Problem statement — Copy, in full, each line of the material that holds the word "удалить".

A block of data
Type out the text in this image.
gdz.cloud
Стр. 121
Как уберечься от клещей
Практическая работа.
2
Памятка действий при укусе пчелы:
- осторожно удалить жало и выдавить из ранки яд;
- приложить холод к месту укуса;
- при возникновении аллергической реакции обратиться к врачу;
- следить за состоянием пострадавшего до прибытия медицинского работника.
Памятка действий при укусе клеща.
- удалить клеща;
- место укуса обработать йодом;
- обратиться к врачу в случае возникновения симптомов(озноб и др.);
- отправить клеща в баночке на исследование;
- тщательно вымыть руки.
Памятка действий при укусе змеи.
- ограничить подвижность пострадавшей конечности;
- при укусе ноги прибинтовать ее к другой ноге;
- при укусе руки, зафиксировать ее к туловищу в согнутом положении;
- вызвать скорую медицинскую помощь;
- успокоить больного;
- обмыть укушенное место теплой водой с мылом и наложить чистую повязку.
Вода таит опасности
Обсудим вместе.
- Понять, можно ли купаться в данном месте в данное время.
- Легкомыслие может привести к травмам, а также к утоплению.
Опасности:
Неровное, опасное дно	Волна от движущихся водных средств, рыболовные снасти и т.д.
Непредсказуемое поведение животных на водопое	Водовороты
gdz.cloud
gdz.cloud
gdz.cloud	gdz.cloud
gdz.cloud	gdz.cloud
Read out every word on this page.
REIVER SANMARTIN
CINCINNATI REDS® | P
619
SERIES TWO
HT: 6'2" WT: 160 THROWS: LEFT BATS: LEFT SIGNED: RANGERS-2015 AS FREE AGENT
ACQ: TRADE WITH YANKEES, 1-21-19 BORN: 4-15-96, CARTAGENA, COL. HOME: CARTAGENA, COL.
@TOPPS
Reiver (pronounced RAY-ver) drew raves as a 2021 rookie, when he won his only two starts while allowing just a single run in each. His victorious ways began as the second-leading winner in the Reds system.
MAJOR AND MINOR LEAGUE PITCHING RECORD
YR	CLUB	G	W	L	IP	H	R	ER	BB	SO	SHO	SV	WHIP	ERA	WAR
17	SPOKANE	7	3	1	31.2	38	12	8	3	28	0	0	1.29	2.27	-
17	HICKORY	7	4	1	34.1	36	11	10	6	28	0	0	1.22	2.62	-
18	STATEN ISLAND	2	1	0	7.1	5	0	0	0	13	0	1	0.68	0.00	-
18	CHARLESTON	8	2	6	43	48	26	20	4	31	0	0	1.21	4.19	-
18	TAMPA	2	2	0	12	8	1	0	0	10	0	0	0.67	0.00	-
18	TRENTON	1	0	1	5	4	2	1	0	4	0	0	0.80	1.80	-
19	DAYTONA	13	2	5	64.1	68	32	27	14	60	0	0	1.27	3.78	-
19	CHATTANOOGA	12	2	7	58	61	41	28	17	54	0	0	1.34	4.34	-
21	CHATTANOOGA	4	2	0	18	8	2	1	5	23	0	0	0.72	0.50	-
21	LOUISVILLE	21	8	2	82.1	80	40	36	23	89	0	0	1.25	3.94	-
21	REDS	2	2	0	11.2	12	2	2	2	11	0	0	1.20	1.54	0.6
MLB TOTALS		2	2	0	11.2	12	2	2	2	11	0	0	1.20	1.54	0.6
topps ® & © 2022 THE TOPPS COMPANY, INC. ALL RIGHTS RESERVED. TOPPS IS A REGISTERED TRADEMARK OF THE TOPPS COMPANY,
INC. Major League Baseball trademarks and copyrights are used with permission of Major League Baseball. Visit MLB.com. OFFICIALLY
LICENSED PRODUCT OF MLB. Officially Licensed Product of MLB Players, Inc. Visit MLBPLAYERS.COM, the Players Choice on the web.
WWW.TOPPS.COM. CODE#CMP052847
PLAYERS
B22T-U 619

Completed exercise —
- осторожно удалить жало и выдавить из ранки яд;
- удалить клеща;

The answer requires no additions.